*REQUIREMENT*.
Copy each line that holds "color".

Excerpts from a figure dataset:
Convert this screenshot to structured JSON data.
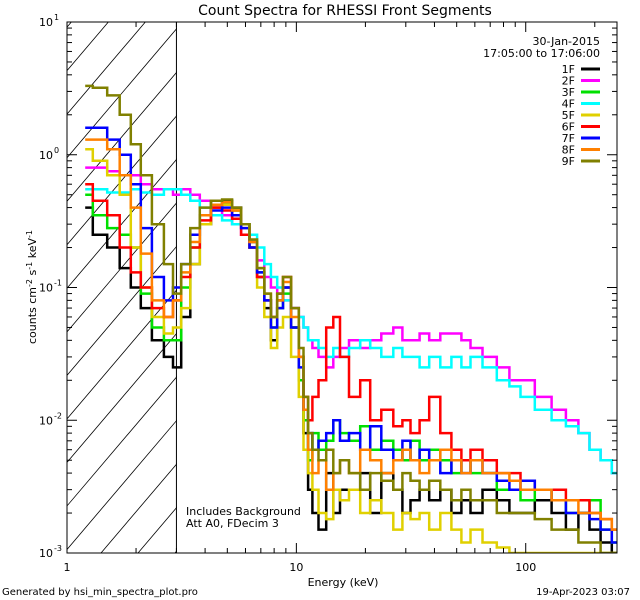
{
  "chart_data": {
    "type": "line",
    "title": "Count Spectra for RHESSI Front Segments",
    "xlabel": "Energy (keV)",
    "ylabel": "counts cm^-2 s^-1 keV^-1",
    "xscale": "log",
    "yscale": "log",
    "xlim": [
      1,
      250
    ],
    "ylim": [
      0.001,
      10
    ],
    "x_ticks": [
      {
        "value": 1,
        "label": "1"
      },
      {
        "value": 10,
        "label": "10"
      },
      {
        "value": 100,
        "label": "100"
      }
    ],
    "y_ticks": [
      {
        "value": 0.001,
        "base": "10",
        "exp": "-3"
      },
      {
        "value": 0.01,
        "base": "10",
        "exp": "-2"
      },
      {
        "value": 0.1,
        "base": "10",
        "exp": "-1"
      },
      {
        "value": 1,
        "base": "10",
        "exp": "0"
      },
      {
        "value": 10,
        "base": "10",
        "exp": "1"
      }
    ],
    "hatched_region": {
      "x_from": 1,
      "x_to": 3
    },
    "annotation_date": "30-Jan-2015",
    "annotation_time": "17:05:00 to 17:06:00",
    "annotation_background": "Includes Background",
    "annotation_att": "Att A0, FDecim 3",
    "series": [
      {
        "name": "1F",
        "color": "#000000",
        "x": [
          1.2,
          1.4,
          1.6,
          1.8,
          2.0,
          2.2,
          2.5,
          2.8,
          3.0,
          3.3,
          3.6,
          4.0,
          4.5,
          5.0,
          5.5,
          6.0,
          6.5,
          7.0,
          7.5,
          8.0,
          8.5,
          9.0,
          10.0,
          10.5,
          11.0,
          11.5,
          12.0,
          13.0,
          14.0,
          15.0,
          16.0,
          18.0,
          20.0,
          22.0,
          25.0,
          28.0,
          30.0,
          33.0,
          36.0,
          40.0,
          45.0,
          50.0,
          55.0,
          60.0,
          70.0,
          80.0,
          90.0,
          100.0,
          120.0,
          140.0,
          160.0,
          180.0,
          200.0,
          225.0,
          250.0
        ],
        "y": [
          0.4,
          0.25,
          0.2,
          0.14,
          0.1,
          0.07,
          0.04,
          0.03,
          0.025,
          0.06,
          0.15,
          0.3,
          0.4,
          0.45,
          0.4,
          0.3,
          0.22,
          0.12,
          0.07,
          0.04,
          0.08,
          0.1,
          0.05,
          0.02,
          0.008,
          0.003,
          0.002,
          0.0015,
          0.004,
          0.002,
          0.003,
          0.003,
          0.004,
          0.002,
          0.004,
          0.003,
          0.002,
          0.0025,
          0.003,
          0.0025,
          0.003,
          0.002,
          0.0025,
          0.002,
          0.003,
          0.0025,
          0.002,
          0.002,
          0.0025,
          0.002,
          0.0015,
          0.002,
          0.0015,
          0.0012,
          0.001
        ]
      },
      {
        "name": "2F",
        "color": "#ff00ff",
        "x": [
          1.2,
          1.4,
          1.6,
          1.8,
          2.0,
          2.2,
          2.5,
          2.8,
          3.0,
          3.3,
          3.6,
          4.0,
          4.5,
          5.0,
          5.5,
          6.0,
          6.5,
          7.0,
          7.5,
          8.0,
          8.5,
          9.0,
          10.0,
          10.5,
          11.0,
          11.5,
          12.0,
          13.0,
          14.0,
          15.0,
          16.0,
          18.0,
          20.0,
          22.0,
          25.0,
          28.0,
          30.0,
          33.0,
          36.0,
          40.0,
          45.0,
          50.0,
          55.0,
          60.0,
          70.0,
          80.0,
          90.0,
          100.0,
          120.0,
          140.0,
          160.0,
          180.0,
          200.0,
          225.0,
          250.0
        ],
        "y": [
          0.8,
          0.8,
          0.75,
          0.7,
          0.7,
          0.6,
          0.55,
          0.55,
          0.5,
          0.55,
          0.5,
          0.45,
          0.4,
          0.35,
          0.3,
          0.25,
          0.2,
          0.16,
          0.12,
          0.1,
          0.09,
          0.08,
          0.07,
          0.06,
          0.05,
          0.04,
          0.035,
          0.03,
          0.025,
          0.03,
          0.035,
          0.04,
          0.035,
          0.04,
          0.045,
          0.05,
          0.04,
          0.04,
          0.045,
          0.04,
          0.045,
          0.045,
          0.04,
          0.035,
          0.03,
          0.025,
          0.02,
          0.02,
          0.015,
          0.012,
          0.01,
          0.008,
          0.006,
          0.005,
          0.004
        ]
      },
      {
        "name": "3F",
        "color": "#00e000",
        "x": [
          1.2,
          1.4,
          1.6,
          1.8,
          2.0,
          2.2,
          2.5,
          2.8,
          3.0,
          3.3,
          3.6,
          4.0,
          4.5,
          5.0,
          5.5,
          6.0,
          6.5,
          7.0,
          7.5,
          8.0,
          8.5,
          9.0,
          10.0,
          10.5,
          11.0,
          11.5,
          12.0,
          13.0,
          14.0,
          15.0,
          16.0,
          18.0,
          20.0,
          22.0,
          25.0,
          28.0,
          30.0,
          33.0,
          36.0,
          40.0,
          45.0,
          50.0,
          55.0,
          60.0,
          70.0,
          80.0,
          90.0,
          100.0,
          120.0,
          140.0,
          160.0,
          180.0,
          200.0,
          225.0,
          250.0
        ],
        "y": [
          0.5,
          0.35,
          0.28,
          0.25,
          0.2,
          0.09,
          0.05,
          0.04,
          0.04,
          0.1,
          0.2,
          0.35,
          0.45,
          0.43,
          0.38,
          0.3,
          0.2,
          0.13,
          0.08,
          0.05,
          0.07,
          0.09,
          0.05,
          0.02,
          0.01,
          0.005,
          0.008,
          0.006,
          0.007,
          0.01,
          0.008,
          0.007,
          0.009,
          0.006,
          0.007,
          0.006,
          0.005,
          0.007,
          0.005,
          0.006,
          0.005,
          0.004,
          0.005,
          0.004,
          0.004,
          0.003,
          0.003,
          0.0025,
          0.003,
          0.0025,
          0.002,
          0.002,
          0.0025,
          0.0015,
          0.0012
        ]
      },
      {
        "name": "4F",
        "color": "#00ffff",
        "x": [
          1.2,
          1.4,
          1.6,
          1.8,
          2.0,
          2.2,
          2.5,
          2.8,
          3.0,
          3.3,
          3.6,
          4.0,
          4.5,
          5.0,
          5.5,
          6.0,
          6.5,
          7.0,
          7.5,
          8.0,
          8.5,
          9.0,
          10.0,
          10.5,
          11.0,
          11.5,
          12.0,
          13.0,
          14.0,
          15.0,
          16.0,
          18.0,
          20.0,
          22.0,
          25.0,
          28.0,
          30.0,
          33.0,
          36.0,
          40.0,
          45.0,
          50.0,
          55.0,
          60.0,
          70.0,
          80.0,
          90.0,
          100.0,
          120.0,
          140.0,
          160.0,
          180.0,
          200.0,
          225.0,
          250.0
        ],
        "y": [
          0.55,
          0.55,
          0.52,
          0.52,
          0.55,
          0.52,
          0.5,
          0.55,
          0.55,
          0.5,
          0.45,
          0.4,
          0.35,
          0.32,
          0.3,
          0.3,
          0.25,
          0.2,
          0.15,
          0.12,
          0.1,
          0.08,
          0.07,
          0.06,
          0.05,
          0.04,
          0.04,
          0.035,
          0.03,
          0.035,
          0.03,
          0.035,
          0.04,
          0.035,
          0.03,
          0.035,
          0.03,
          0.03,
          0.025,
          0.03,
          0.025,
          0.03,
          0.025,
          0.03,
          0.025,
          0.02,
          0.018,
          0.015,
          0.012,
          0.01,
          0.009,
          0.008,
          0.006,
          0.005,
          0.004
        ]
      },
      {
        "name": "5F",
        "color": "#e0d000",
        "x": [
          1.2,
          1.4,
          1.6,
          1.8,
          2.0,
          2.2,
          2.5,
          2.8,
          3.0,
          3.3,
          3.6,
          4.0,
          4.5,
          5.0,
          5.5,
          6.0,
          6.5,
          7.0,
          7.5,
          8.0,
          8.5,
          9.0,
          10.0,
          10.5,
          11.0,
          11.5,
          12.0,
          13.0,
          14.0,
          15.0,
          16.0,
          18.0,
          20.0,
          22.0,
          25.0,
          28.0,
          30.0,
          33.0,
          36.0,
          40.0,
          45.0,
          50.0,
          55.0,
          60.0,
          70.0,
          80.0,
          90.0,
          100.0,
          120.0,
          140.0,
          160.0,
          180.0,
          200.0,
          225.0,
          250.0
        ],
        "y": [
          1.1,
          0.9,
          0.7,
          0.5,
          0.2,
          0.1,
          0.06,
          0.045,
          0.05,
          0.07,
          0.15,
          0.3,
          0.4,
          0.42,
          0.38,
          0.28,
          0.2,
          0.1,
          0.06,
          0.035,
          0.05,
          0.06,
          0.03,
          0.015,
          0.006,
          0.004,
          0.003,
          0.002,
          0.0018,
          0.003,
          0.0025,
          0.003,
          0.002,
          0.0025,
          0.002,
          0.0015,
          0.002,
          0.0018,
          0.002,
          0.0015,
          0.002,
          0.0015,
          0.0012,
          0.0015,
          0.0012,
          0.0011,
          0.001,
          0.001,
          0.001,
          0.001,
          0.001,
          0.001,
          0.001,
          0.001,
          0.001
        ]
      },
      {
        "name": "6F",
        "color": "#ff0000",
        "x": [
          1.2,
          1.4,
          1.6,
          1.8,
          2.0,
          2.2,
          2.5,
          2.8,
          3.0,
          3.3,
          3.6,
          4.0,
          4.5,
          5.0,
          5.5,
          6.0,
          6.5,
          7.0,
          7.5,
          8.0,
          8.5,
          9.0,
          10.0,
          10.5,
          11.0,
          11.5,
          12.0,
          13.0,
          14.0,
          15.0,
          16.0,
          18.0,
          20.0,
          22.0,
          25.0,
          28.0,
          30.0,
          33.0,
          36.0,
          40.0,
          45.0,
          50.0,
          55.0,
          60.0,
          70.0,
          80.0,
          90.0,
          100.0,
          120.0,
          140.0,
          160.0,
          180.0,
          200.0,
          225.0,
          250.0
        ],
        "y": [
          0.6,
          0.45,
          0.35,
          0.2,
          0.13,
          0.1,
          0.07,
          0.06,
          0.08,
          0.12,
          0.2,
          0.32,
          0.4,
          0.38,
          0.33,
          0.25,
          0.2,
          0.12,
          0.08,
          0.06,
          0.09,
          0.12,
          0.07,
          0.03,
          0.015,
          0.01,
          0.015,
          0.02,
          0.05,
          0.06,
          0.03,
          0.015,
          0.02,
          0.01,
          0.012,
          0.009,
          0.01,
          0.008,
          0.01,
          0.015,
          0.008,
          0.006,
          0.005,
          0.006,
          0.005,
          0.004,
          0.004,
          0.0035,
          0.003,
          0.003,
          0.0025,
          0.0025,
          0.002,
          0.0018,
          0.0015
        ]
      },
      {
        "name": "7F",
        "color": "#0000ff",
        "x": [
          1.2,
          1.4,
          1.6,
          1.8,
          2.0,
          2.2,
          2.5,
          2.8,
          3.0,
          3.3,
          3.6,
          4.0,
          4.5,
          5.0,
          5.5,
          6.0,
          6.5,
          7.0,
          7.5,
          8.0,
          8.5,
          9.0,
          10.0,
          10.5,
          11.0,
          11.5,
          12.0,
          13.0,
          14.0,
          15.0,
          16.0,
          18.0,
          20.0,
          22.0,
          25.0,
          28.0,
          30.0,
          33.0,
          36.0,
          40.0,
          45.0,
          50.0,
          55.0,
          60.0,
          70.0,
          80.0,
          90.0,
          100.0,
          120.0,
          140.0,
          160.0,
          180.0,
          200.0,
          225.0,
          250.0
        ],
        "y": [
          1.6,
          1.6,
          1.3,
          1.0,
          0.6,
          0.28,
          0.12,
          0.08,
          0.1,
          0.15,
          0.25,
          0.35,
          0.38,
          0.4,
          0.35,
          0.28,
          0.2,
          0.13,
          0.08,
          0.05,
          0.07,
          0.1,
          0.05,
          0.025,
          0.012,
          0.008,
          0.006,
          0.007,
          0.008,
          0.01,
          0.007,
          0.008,
          0.006,
          0.009,
          0.006,
          0.005,
          0.007,
          0.005,
          0.006,
          0.005,
          0.004,
          0.005,
          0.004,
          0.005,
          0.004,
          0.0035,
          0.003,
          0.0035,
          0.003,
          0.0025,
          0.002,
          0.002,
          0.0018,
          0.0015,
          0.0012
        ]
      },
      {
        "name": "8F",
        "color": "#ff8000",
        "x": [
          1.2,
          1.4,
          1.6,
          1.8,
          2.0,
          2.2,
          2.5,
          2.8,
          3.0,
          3.3,
          3.6,
          4.0,
          4.5,
          5.0,
          5.5,
          6.0,
          6.5,
          7.0,
          7.5,
          8.0,
          8.5,
          9.0,
          10.0,
          10.5,
          11.0,
          11.5,
          12.0,
          13.0,
          14.0,
          15.0,
          16.0,
          18.0,
          20.0,
          22.0,
          25.0,
          28.0,
          30.0,
          33.0,
          36.0,
          40.0,
          45.0,
          50.0,
          55.0,
          60.0,
          70.0,
          80.0,
          90.0,
          100.0,
          120.0,
          140.0,
          160.0,
          180.0,
          200.0,
          225.0,
          250.0
        ],
        "y": [
          1.3,
          1.3,
          1.1,
          0.7,
          0.4,
          0.18,
          0.08,
          0.06,
          0.08,
          0.13,
          0.22,
          0.35,
          0.42,
          0.44,
          0.38,
          0.3,
          0.22,
          0.14,
          0.09,
          0.06,
          0.08,
          0.11,
          0.06,
          0.03,
          0.012,
          0.006,
          0.004,
          0.005,
          0.003,
          0.004,
          0.005,
          0.004,
          0.006,
          0.005,
          0.004,
          0.005,
          0.006,
          0.005,
          0.004,
          0.005,
          0.006,
          0.005,
          0.004,
          0.005,
          0.004,
          0.004,
          0.0035,
          0.003,
          0.003,
          0.0025,
          0.0025,
          0.002,
          0.002,
          0.0018,
          0.0015
        ]
      },
      {
        "name": "9F",
        "color": "#808000",
        "x": [
          1.2,
          1.4,
          1.6,
          1.8,
          2.0,
          2.2,
          2.5,
          2.8,
          3.0,
          3.3,
          3.6,
          4.0,
          4.5,
          5.0,
          5.5,
          6.0,
          6.5,
          7.0,
          7.5,
          8.0,
          8.5,
          9.0,
          10.0,
          10.5,
          11.0,
          11.5,
          12.0,
          13.0,
          14.0,
          15.0,
          16.0,
          18.0,
          20.0,
          22.0,
          25.0,
          28.0,
          30.0,
          33.0,
          36.0,
          40.0,
          45.0,
          50.0,
          55.0,
          60.0,
          70.0,
          80.0,
          90.0,
          100.0,
          120.0,
          140.0,
          160.0,
          180.0,
          200.0,
          225.0,
          250.0
        ],
        "y": [
          3.3,
          3.2,
          2.8,
          2.0,
          1.2,
          0.7,
          0.3,
          0.15,
          0.09,
          0.15,
          0.28,
          0.4,
          0.45,
          0.46,
          0.4,
          0.3,
          0.23,
          0.14,
          0.09,
          0.06,
          0.09,
          0.12,
          0.07,
          0.035,
          0.015,
          0.008,
          0.006,
          0.005,
          0.006,
          0.004,
          0.005,
          0.004,
          0.003,
          0.004,
          0.0035,
          0.003,
          0.004,
          0.0035,
          0.003,
          0.0035,
          0.003,
          0.0025,
          0.003,
          0.0025,
          0.0025,
          0.002,
          0.002,
          0.002,
          0.0018,
          0.0015,
          0.0015,
          0.0012,
          0.0012,
          0.001,
          0.001
        ]
      }
    ]
  },
  "footer": {
    "generated_by": "Generated by hsi_min_spectra_plot.pro",
    "timestamp": "19-Apr-2023 03:07"
  }
}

*FINAL RESULT*.
        "color": "#000000",
        "color": "#ff00ff",
        "color": "#00e000",
        "color": "#00ffff",
        "color": "#e0d000",
        "color": "#ff0000",
        "color": "#0000ff",
        "color": "#ff8000",
        "color": "#808000",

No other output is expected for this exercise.